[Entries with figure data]
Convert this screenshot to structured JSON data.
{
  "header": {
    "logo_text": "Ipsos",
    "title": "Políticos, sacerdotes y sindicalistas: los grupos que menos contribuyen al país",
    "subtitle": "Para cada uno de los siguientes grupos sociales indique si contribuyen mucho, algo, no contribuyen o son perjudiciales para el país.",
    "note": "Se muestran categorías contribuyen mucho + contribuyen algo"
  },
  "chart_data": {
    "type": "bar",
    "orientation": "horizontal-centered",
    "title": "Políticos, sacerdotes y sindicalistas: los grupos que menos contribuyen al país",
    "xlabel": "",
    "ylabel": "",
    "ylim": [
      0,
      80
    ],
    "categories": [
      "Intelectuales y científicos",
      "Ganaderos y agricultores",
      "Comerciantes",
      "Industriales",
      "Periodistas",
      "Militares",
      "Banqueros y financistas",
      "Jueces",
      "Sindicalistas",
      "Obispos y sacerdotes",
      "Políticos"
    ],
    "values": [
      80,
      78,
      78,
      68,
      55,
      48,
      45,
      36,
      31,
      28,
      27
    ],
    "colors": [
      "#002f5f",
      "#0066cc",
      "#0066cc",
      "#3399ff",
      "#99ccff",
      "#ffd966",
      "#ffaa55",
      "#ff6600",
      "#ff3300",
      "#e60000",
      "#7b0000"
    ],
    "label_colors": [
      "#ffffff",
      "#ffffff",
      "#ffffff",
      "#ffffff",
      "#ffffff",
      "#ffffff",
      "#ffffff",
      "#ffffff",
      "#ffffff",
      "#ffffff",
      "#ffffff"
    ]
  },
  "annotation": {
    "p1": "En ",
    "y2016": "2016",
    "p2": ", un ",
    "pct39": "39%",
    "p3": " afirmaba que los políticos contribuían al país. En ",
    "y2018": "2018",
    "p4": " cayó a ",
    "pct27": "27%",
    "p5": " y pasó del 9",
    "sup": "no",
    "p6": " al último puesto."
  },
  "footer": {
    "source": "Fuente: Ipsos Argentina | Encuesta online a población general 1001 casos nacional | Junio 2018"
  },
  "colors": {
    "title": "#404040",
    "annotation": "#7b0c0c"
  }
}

TASK DIRECTIONS »
Copy out all of the records shown above exactly.

WRITTEN RESPONSE »
Convert this screenshot to structured JSON data.
{
  "header": {
    "logo_text": "Ipsos",
    "title": "Políticos, sacerdotes y sindicalistas: los grupos que menos contribuyen al país",
    "subtitle": "Para cada uno de los siguientes grupos sociales indique si contribuyen mucho, algo, no contribuyen o son perjudiciales para el país.",
    "note": "Se muestran categorías contribuyen mucho + contribuyen algo"
  },
  "chart_data": {
    "type": "bar",
    "orientation": "horizontal-centered",
    "title": "Políticos, sacerdotes y sindicalistas: los grupos que menos contribuyen al país",
    "xlabel": "",
    "ylabel": "",
    "ylim": [
      0,
      80
    ],
    "categories": [
      "Intelectuales y científicos",
      "Ganaderos y agricultores",
      "Comerciantes",
      "Industriales",
      "Periodistas",
      "Militares",
      "Banqueros y financistas",
      "Jueces",
      "Sindicalistas",
      "Obispos y sacerdotes",
      "Políticos"
    ],
    "values": [
      80,
      78,
      78,
      68,
      55,
      48,
      45,
      36,
      31,
      28,
      27
    ],
    "colors": [
      "#002f5f",
      "#0066cc",
      "#0066cc",
      "#3399ff",
      "#99ccff",
      "#ffd966",
      "#ffaa55",
      "#ff6600",
      "#ff3300",
      "#e60000",
      "#7b0000"
    ],
    "label_colors": [
      "#ffffff",
      "#ffffff",
      "#ffffff",
      "#ffffff",
      "#ffffff",
      "#ffffff",
      "#ffffff",
      "#ffffff",
      "#ffffff",
      "#ffffff",
      "#ffffff"
    ]
  },
  "annotation": {
    "p1": "En ",
    "y2016": "2016",
    "p2": ", un ",
    "pct39": "39%",
    "p3": " afirmaba que los políticos contribuían al país. En ",
    "y2018": "2018",
    "p4": " cayó a ",
    "pct27": "27%",
    "p5": " y pasó del 9",
    "sup": "no",
    "p6": " al último puesto."
  },
  "footer": {
    "source": "Fuente: Ipsos Argentina | Encuesta online a población general 1001 casos nacional | Junio 2018"
  },
  "colors": {
    "title": "#404040",
    "annotation": "#7b0c0c"
  }
}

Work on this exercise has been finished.